---------- Supplied information

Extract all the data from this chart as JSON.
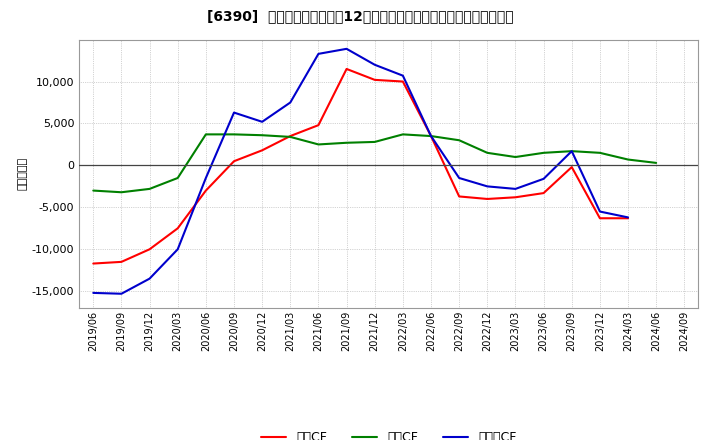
{
  "title": "[6390]  キャッシュフローの12か月移動合計の対前年同期増減額の推移",
  "ylabel": "（百万円）",
  "background_color": "#ffffff",
  "plot_bg_color": "#ffffff",
  "grid_color": "#aaaaaa",
  "ylim": [
    -17000,
    15000
  ],
  "yticks": [
    -15000,
    -10000,
    -5000,
    0,
    5000,
    10000
  ],
  "legend_labels": [
    "営業CF",
    "投資CF",
    "フリーCF"
  ],
  "line_colors": [
    "#ff0000",
    "#008000",
    "#0000cc"
  ],
  "x_labels": [
    "2019/06",
    "2019/09",
    "2019/12",
    "2020/03",
    "2020/06",
    "2020/09",
    "2020/12",
    "2021/03",
    "2021/06",
    "2021/09",
    "2021/12",
    "2022/03",
    "2022/06",
    "2022/09",
    "2022/12",
    "2023/03",
    "2023/06",
    "2023/09",
    "2023/12",
    "2024/03",
    "2024/06",
    "2024/09"
  ],
  "operating_cf": [
    -11700,
    -11500,
    -10000,
    -7500,
    -3000,
    500,
    1800,
    3500,
    4800,
    11500,
    10200,
    10000,
    3500,
    -3700,
    -4000,
    -3800,
    -3300,
    -200,
    -6300,
    -6300,
    null,
    null
  ],
  "investing_cf": [
    -3000,
    -3200,
    -2800,
    -1500,
    3700,
    3700,
    3600,
    3400,
    2500,
    2700,
    2800,
    3700,
    3500,
    3000,
    1500,
    1000,
    1500,
    1700,
    1500,
    700,
    300,
    null
  ],
  "free_cf": [
    -15200,
    -15300,
    -13500,
    -10000,
    -1500,
    6300,
    5200,
    7500,
    13300,
    13900,
    12000,
    10700,
    3500,
    -1500,
    -2500,
    -2800,
    -1600,
    1700,
    -5500,
    -6200,
    null,
    null
  ]
}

--------------------

Exercise requirements:
Transcribe the entries above verbatim, omitting their pictures.

Finished exercise:
Extract all the data from this chart as JSON.
{
  "title": "[6390]  キャッシュフローの12か月移動合計の対前年同期増減額の推移",
  "ylabel": "（百万円）",
  "background_color": "#ffffff",
  "plot_bg_color": "#ffffff",
  "grid_color": "#aaaaaa",
  "ylim": [
    -17000,
    15000
  ],
  "yticks": [
    -15000,
    -10000,
    -5000,
    0,
    5000,
    10000
  ],
  "legend_labels": [
    "営業CF",
    "投資CF",
    "フリーCF"
  ],
  "line_colors": [
    "#ff0000",
    "#008000",
    "#0000cc"
  ],
  "x_labels": [
    "2019/06",
    "2019/09",
    "2019/12",
    "2020/03",
    "2020/06",
    "2020/09",
    "2020/12",
    "2021/03",
    "2021/06",
    "2021/09",
    "2021/12",
    "2022/03",
    "2022/06",
    "2022/09",
    "2022/12",
    "2023/03",
    "2023/06",
    "2023/09",
    "2023/12",
    "2024/03",
    "2024/06",
    "2024/09"
  ],
  "operating_cf": [
    -11700,
    -11500,
    -10000,
    -7500,
    -3000,
    500,
    1800,
    3500,
    4800,
    11500,
    10200,
    10000,
    3500,
    -3700,
    -4000,
    -3800,
    -3300,
    -200,
    -6300,
    -6300,
    null,
    null
  ],
  "investing_cf": [
    -3000,
    -3200,
    -2800,
    -1500,
    3700,
    3700,
    3600,
    3400,
    2500,
    2700,
    2800,
    3700,
    3500,
    3000,
    1500,
    1000,
    1500,
    1700,
    1500,
    700,
    300,
    null
  ],
  "free_cf": [
    -15200,
    -15300,
    -13500,
    -10000,
    -1500,
    6300,
    5200,
    7500,
    13300,
    13900,
    12000,
    10700,
    3500,
    -1500,
    -2500,
    -2800,
    -1600,
    1700,
    -5500,
    -6200,
    null,
    null
  ]
}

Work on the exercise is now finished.